◆ Given problem: The records below must be duplicated exactly, character for character.

[Data items]
**********

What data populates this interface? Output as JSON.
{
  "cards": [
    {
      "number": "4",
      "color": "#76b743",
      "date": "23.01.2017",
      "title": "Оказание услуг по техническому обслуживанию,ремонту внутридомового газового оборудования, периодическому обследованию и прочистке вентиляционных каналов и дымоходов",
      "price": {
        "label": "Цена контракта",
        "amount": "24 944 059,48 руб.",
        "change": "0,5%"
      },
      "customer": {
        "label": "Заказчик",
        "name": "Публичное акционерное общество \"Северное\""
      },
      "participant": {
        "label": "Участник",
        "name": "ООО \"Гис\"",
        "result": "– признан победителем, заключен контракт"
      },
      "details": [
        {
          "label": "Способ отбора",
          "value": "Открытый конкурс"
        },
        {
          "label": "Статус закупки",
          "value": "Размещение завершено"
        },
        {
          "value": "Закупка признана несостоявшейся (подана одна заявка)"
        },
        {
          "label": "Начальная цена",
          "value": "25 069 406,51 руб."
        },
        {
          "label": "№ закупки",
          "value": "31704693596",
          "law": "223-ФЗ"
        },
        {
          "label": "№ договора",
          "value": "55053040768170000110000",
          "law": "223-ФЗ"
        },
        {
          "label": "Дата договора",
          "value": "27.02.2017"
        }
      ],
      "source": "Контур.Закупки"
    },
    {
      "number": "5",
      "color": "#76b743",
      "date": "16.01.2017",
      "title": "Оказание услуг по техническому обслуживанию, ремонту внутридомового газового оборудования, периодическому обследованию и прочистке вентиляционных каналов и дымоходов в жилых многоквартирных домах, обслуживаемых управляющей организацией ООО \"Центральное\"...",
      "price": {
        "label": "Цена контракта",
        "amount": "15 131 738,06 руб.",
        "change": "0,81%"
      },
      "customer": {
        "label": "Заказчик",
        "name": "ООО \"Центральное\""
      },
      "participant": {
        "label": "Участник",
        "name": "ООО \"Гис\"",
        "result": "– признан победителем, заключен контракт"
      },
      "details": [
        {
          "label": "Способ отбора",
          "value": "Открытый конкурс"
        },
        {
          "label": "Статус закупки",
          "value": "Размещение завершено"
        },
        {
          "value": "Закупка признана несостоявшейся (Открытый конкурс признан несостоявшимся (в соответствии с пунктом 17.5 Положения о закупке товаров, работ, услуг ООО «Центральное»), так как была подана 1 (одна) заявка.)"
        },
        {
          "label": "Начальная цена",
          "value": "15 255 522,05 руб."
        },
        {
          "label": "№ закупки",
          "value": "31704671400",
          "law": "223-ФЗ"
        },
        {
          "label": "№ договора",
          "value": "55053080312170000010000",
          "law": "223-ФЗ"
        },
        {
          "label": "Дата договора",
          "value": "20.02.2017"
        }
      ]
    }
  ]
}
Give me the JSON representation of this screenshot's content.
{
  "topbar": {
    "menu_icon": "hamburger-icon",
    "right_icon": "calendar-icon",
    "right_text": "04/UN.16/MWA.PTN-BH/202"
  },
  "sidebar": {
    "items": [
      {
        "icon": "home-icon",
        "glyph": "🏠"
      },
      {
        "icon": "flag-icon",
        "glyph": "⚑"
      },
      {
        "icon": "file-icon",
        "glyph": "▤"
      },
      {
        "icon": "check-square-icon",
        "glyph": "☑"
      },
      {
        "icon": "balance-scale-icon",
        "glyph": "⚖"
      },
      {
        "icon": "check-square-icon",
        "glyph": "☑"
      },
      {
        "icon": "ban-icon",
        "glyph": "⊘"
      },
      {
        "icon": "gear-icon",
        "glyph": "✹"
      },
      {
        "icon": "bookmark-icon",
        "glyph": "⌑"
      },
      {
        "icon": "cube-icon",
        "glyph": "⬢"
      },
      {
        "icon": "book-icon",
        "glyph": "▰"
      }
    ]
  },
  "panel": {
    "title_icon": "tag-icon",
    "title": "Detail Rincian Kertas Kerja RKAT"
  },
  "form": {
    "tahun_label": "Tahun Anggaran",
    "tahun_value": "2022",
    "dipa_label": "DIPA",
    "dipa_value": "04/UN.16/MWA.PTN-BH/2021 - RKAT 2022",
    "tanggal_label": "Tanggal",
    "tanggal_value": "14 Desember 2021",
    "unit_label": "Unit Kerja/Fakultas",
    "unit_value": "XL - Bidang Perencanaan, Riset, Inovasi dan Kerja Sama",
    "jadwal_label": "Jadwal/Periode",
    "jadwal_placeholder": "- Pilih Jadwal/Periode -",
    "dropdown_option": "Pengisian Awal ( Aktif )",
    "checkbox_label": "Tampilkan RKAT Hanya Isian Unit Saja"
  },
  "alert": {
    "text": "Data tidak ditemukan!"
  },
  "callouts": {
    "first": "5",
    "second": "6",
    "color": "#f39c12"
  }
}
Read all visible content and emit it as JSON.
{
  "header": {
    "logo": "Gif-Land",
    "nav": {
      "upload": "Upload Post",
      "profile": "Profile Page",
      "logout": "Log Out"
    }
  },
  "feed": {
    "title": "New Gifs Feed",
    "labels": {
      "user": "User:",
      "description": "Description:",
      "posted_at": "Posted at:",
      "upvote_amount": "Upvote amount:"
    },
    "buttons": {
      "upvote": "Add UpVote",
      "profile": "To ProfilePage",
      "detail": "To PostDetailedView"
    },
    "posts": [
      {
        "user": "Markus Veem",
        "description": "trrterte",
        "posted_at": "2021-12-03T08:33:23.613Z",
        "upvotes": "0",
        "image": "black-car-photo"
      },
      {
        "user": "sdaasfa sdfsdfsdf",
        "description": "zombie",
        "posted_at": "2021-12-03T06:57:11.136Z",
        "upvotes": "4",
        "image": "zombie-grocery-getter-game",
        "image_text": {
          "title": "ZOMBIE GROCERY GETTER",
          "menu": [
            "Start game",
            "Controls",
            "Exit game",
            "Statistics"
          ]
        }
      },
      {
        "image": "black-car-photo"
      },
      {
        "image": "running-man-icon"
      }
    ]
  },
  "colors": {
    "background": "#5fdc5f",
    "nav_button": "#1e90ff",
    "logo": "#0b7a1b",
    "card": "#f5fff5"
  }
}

**********

◆ Answer to this problem:
What data populates this interface? Output as JSON.
{
  "cards": [
    {
      "number": "4",
      "color": "#76b743",
      "date": "23.01.2017",
      "title": "Оказание услуг по техническому обслуживанию,ремонту внутридомового газового оборудования, периодическому обследованию и прочистке вентиляционных каналов и дымоходов",
      "price": {
        "label": "Цена контракта",
        "amount": "24 944 059,48 руб.",
        "change": "0,5%"
      },
      "customer": {
        "label": "Заказчик",
        "name": "Публичное акционерное общество \"Северное\""
      },
      "participant": {
        "label": "Участник",
        "name": "ООО \"Гис\"",
        "result": "– признан победителем, заключен контракт"
      },
      "details": [
        {
          "label": "Способ отбора",
          "value": "Открытый конкурс"
        },
        {
          "label": "Статус закупки",
          "value": "Размещение завершено"
        },
        {
          "value": "Закупка признана несостоявшейся (подана одна заявка)"
        },
        {
          "label": "Начальная цена",
          "value": "25 069 406,51 руб."
        },
        {
          "label": "№ закупки",
          "value": "31704693596",
          "law": "223-ФЗ"
        },
        {
          "label": "№ договора",
          "value": "55053040768170000110000",
          "law": "223-ФЗ"
        },
        {
          "label": "Дата договора",
          "value": "27.02.2017"
        }
      ],
      "source": "Контур.Закупки"
    },
    {
      "number": "5",
      "color": "#76b743",
      "date": "16.01.2017",
      "title": "Оказание услуг по техническому обслуживанию, ремонту внутридомового газового оборудования, периодическому обследованию и прочистке вентиляционных каналов и дымоходов в жилых многоквартирных домах, обслуживаемых управляющей организацией ООО \"Центральное\"...",
      "price": {
        "label": "Цена контракта",
        "amount": "15 131 738,06 руб.",
        "change": "0,81%"
      },
      "customer": {
        "label": "Заказчик",
        "name": "ООО \"Центральное\""
      },
      "participant": {
        "label": "Участник",
        "name": "ООО \"Гис\"",
        "result": "– признан победителем, заключен контракт"
      },
      "details": [
        {
          "label": "Способ отбора",
          "value": "Открытый конкурс"
        },
        {
          "label": "Статус закупки",
          "value": "Размещение завершено"
        },
        {
          "value": "Закупка признана несостоявшейся (Открытый конкурс признан несостоявшимся (в соответствии с пунктом 17.5 Положения о закупке товаров, работ, услуг ООО «Центральное»), так как была подана 1 (одна) заявка.)"
        },
        {
          "label": "Начальная цена",
          "value": "15 255 522,05 руб."
        },
        {
          "label": "№ закупки",
          "value": "31704671400",
          "law": "223-ФЗ"
        },
        {
          "label": "№ договора",
          "value": "55053080312170000010000",
          "law": "223-ФЗ"
        },
        {
          "label": "Дата договора",
          "value": "20.02.2017"
        }
      ]
    }
  ]
}
Give me the JSON representation of this screenshot's content.
{
  "topbar": {
    "menu_icon": "hamburger-icon",
    "right_icon": "calendar-icon",
    "right_text": "04/UN.16/MWA.PTN-BH/202"
  },
  "sidebar": {
    "items": [
      {
        "icon": "home-icon",
        "glyph": "🏠"
      },
      {
        "icon": "flag-icon",
        "glyph": "⚑"
      },
      {
        "icon": "file-icon",
        "glyph": "▤"
      },
      {
        "icon": "check-square-icon",
        "glyph": "☑"
      },
      {
        "icon": "balance-scale-icon",
        "glyph": "⚖"
      },
      {
        "icon": "check-square-icon",
        "glyph": "☑"
      },
      {
        "icon": "ban-icon",
        "glyph": "⊘"
      },
      {
        "icon": "gear-icon",
        "glyph": "✹"
      },
      {
        "icon": "bookmark-icon",
        "glyph": "⌑"
      },
      {
        "icon": "cube-icon",
        "glyph": "⬢"
      },
      {
        "icon": "book-icon",
        "glyph": "▰"
      }
    ]
  },
  "panel": {
    "title_icon": "tag-icon",
    "title": "Detail Rincian Kertas Kerja RKAT"
  },
  "form": {
    "tahun_label": "Tahun Anggaran",
    "tahun_value": "2022",
    "dipa_label": "DIPA",
    "dipa_value": "04/UN.16/MWA.PTN-BH/2021 - RKAT 2022",
    "tanggal_label": "Tanggal",
    "tanggal_value": "14 Desember 2021",
    "unit_label": "Unit Kerja/Fakultas",
    "unit_value": "XL - Bidang Perencanaan, Riset, Inovasi dan Kerja Sama",
    "jadwal_label": "Jadwal/Periode",
    "jadwal_placeholder": "- Pilih Jadwal/Periode -",
    "dropdown_option": "Pengisian Awal ( Aktif )",
    "checkbox_label": "Tampilkan RKAT Hanya Isian Unit Saja"
  },
  "alert": {
    "text": "Data tidak ditemukan!"
  },
  "callouts": {
    "first": "5",
    "second": "6",
    "color": "#f39c12"
  }
}
Read all visible content and emit it as JSON.
{
  "header": {
    "logo": "Gif-Land",
    "nav": {
      "upload": "Upload Post",
      "profile": "Profile Page",
      "logout": "Log Out"
    }
  },
  "feed": {
    "title": "New Gifs Feed",
    "labels": {
      "user": "User:",
      "description": "Description:",
      "posted_at": "Posted at:",
      "upvote_amount": "Upvote amount:"
    },
    "buttons": {
      "upvote": "Add UpVote",
      "profile": "To ProfilePage",
      "detail": "To PostDetailedView"
    },
    "posts": [
      {
        "user": "Markus Veem",
        "description": "trrterte",
        "posted_at": "2021-12-03T08:33:23.613Z",
        "upvotes": "0",
        "image": "black-car-photo"
      },
      {
        "user": "sdaasfa sdfsdfsdf",
        "description": "zombie",
        "posted_at": "2021-12-03T06:57:11.136Z",
        "upvotes": "4",
        "image": "zombie-grocery-getter-game",
        "image_text": {
          "title": "ZOMBIE GROCERY GETTER",
          "menu": [
            "Start game",
            "Controls",
            "Exit game",
            "Statistics"
          ]
        }
      },
      {
        "image": "black-car-photo"
      },
      {
        "image": "running-man-icon"
      }
    ]
  },
  "colors": {
    "background": "#5fdc5f",
    "nav_button": "#1e90ff",
    "logo": "#0b7a1b",
    "card": "#f5fff5"
  }
}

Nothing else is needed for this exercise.